Stored entries:
# # # # #

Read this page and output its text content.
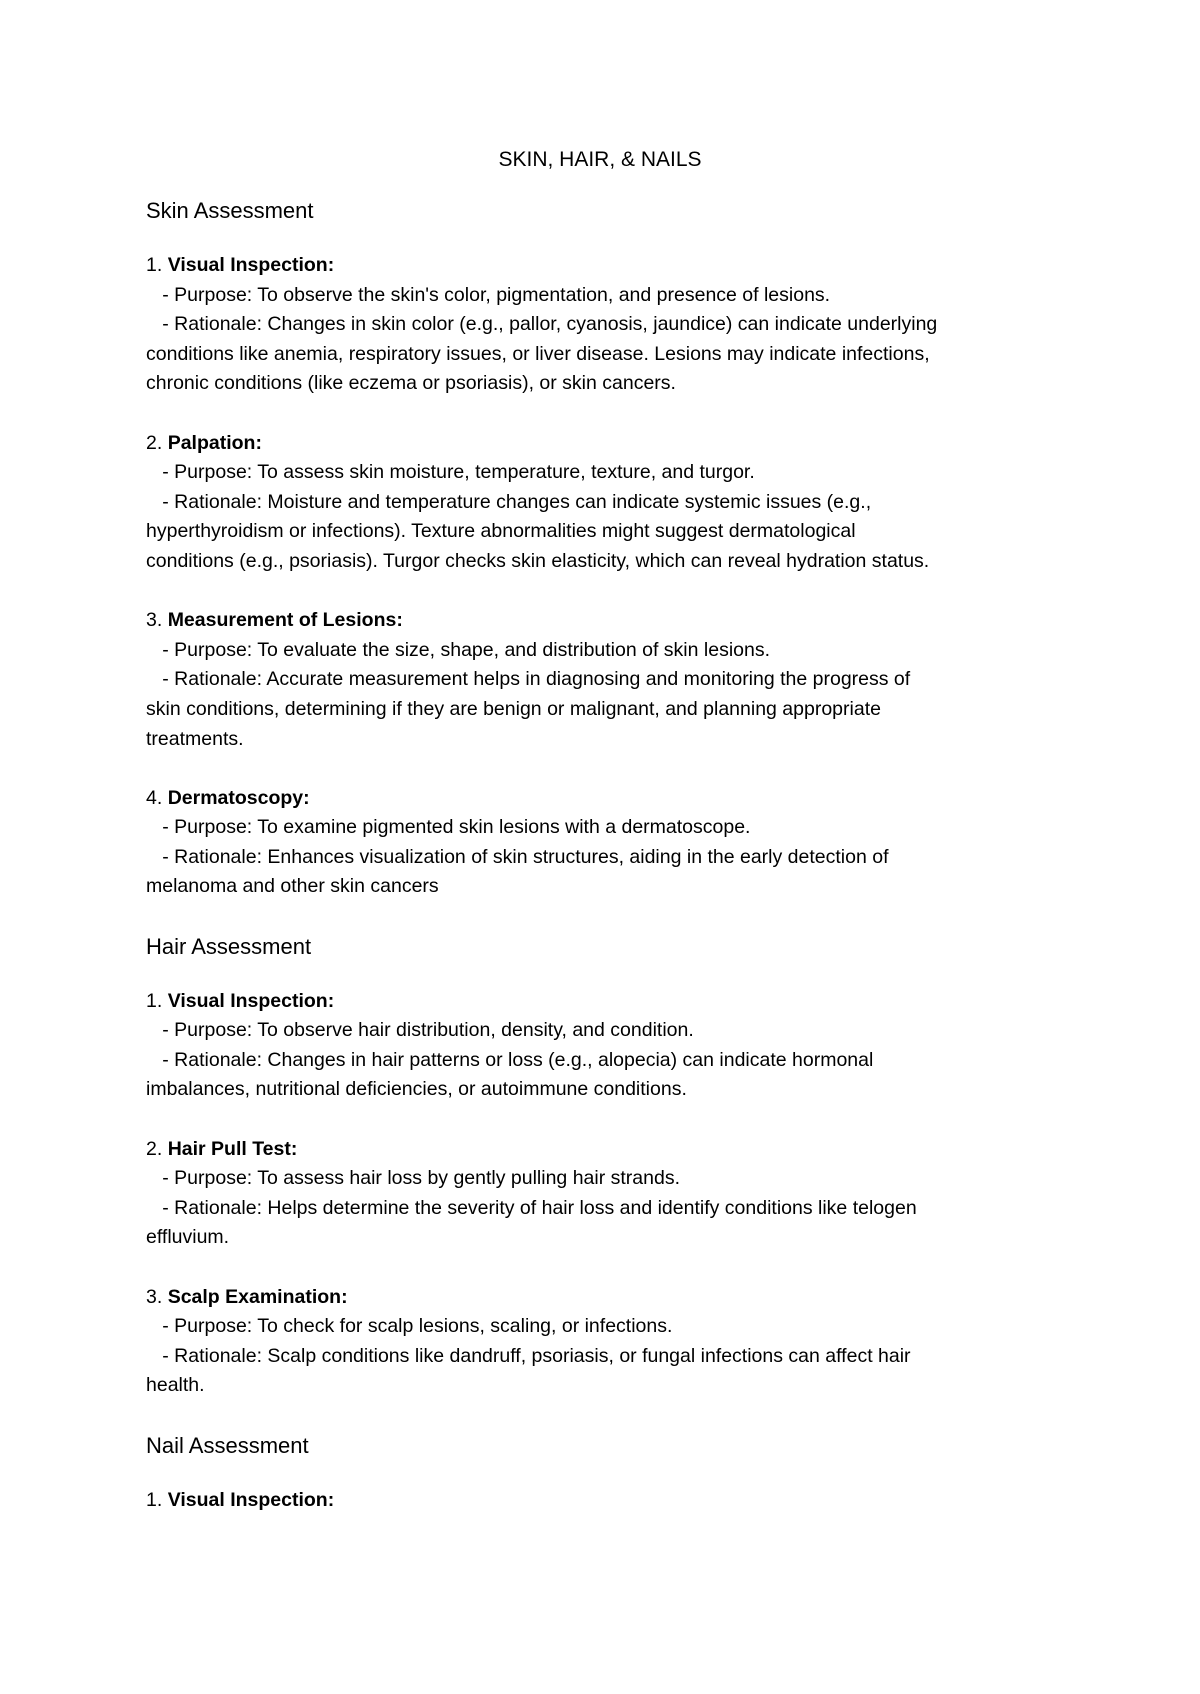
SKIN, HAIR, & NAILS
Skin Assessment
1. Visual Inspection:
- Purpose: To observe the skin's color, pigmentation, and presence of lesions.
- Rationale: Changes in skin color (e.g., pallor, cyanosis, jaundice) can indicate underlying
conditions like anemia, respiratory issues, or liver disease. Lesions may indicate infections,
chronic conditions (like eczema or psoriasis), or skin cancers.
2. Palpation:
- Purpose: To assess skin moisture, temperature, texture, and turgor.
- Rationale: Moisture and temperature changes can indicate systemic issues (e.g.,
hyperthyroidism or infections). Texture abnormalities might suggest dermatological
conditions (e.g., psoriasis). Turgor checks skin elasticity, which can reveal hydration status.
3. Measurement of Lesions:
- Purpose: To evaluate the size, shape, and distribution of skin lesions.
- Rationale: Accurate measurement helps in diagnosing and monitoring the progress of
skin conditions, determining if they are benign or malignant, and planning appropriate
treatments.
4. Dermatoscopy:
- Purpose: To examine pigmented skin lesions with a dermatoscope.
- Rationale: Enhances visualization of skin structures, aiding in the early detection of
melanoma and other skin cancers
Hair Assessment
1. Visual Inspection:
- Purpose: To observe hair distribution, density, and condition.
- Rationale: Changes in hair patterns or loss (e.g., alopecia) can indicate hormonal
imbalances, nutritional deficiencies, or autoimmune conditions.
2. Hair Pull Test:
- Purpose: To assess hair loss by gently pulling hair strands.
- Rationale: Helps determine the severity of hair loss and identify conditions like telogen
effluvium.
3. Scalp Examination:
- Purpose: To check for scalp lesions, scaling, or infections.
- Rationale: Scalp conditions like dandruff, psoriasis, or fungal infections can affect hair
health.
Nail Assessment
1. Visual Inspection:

# # # # #

BRIEF => In the listing, find all lines with the string "like" and copy them.

RESPONSE BELOW =>
conditions like anemia, respiratory issues, or liver disease. Lesions may indicate infections,
chronic conditions (like eczema or psoriasis), or skin cancers.
- Rationale: Helps determine the severity of hair loss and identify conditions like telogen
- Rationale: Scalp conditions like dandruff, psoriasis, or fungal infections can affect hair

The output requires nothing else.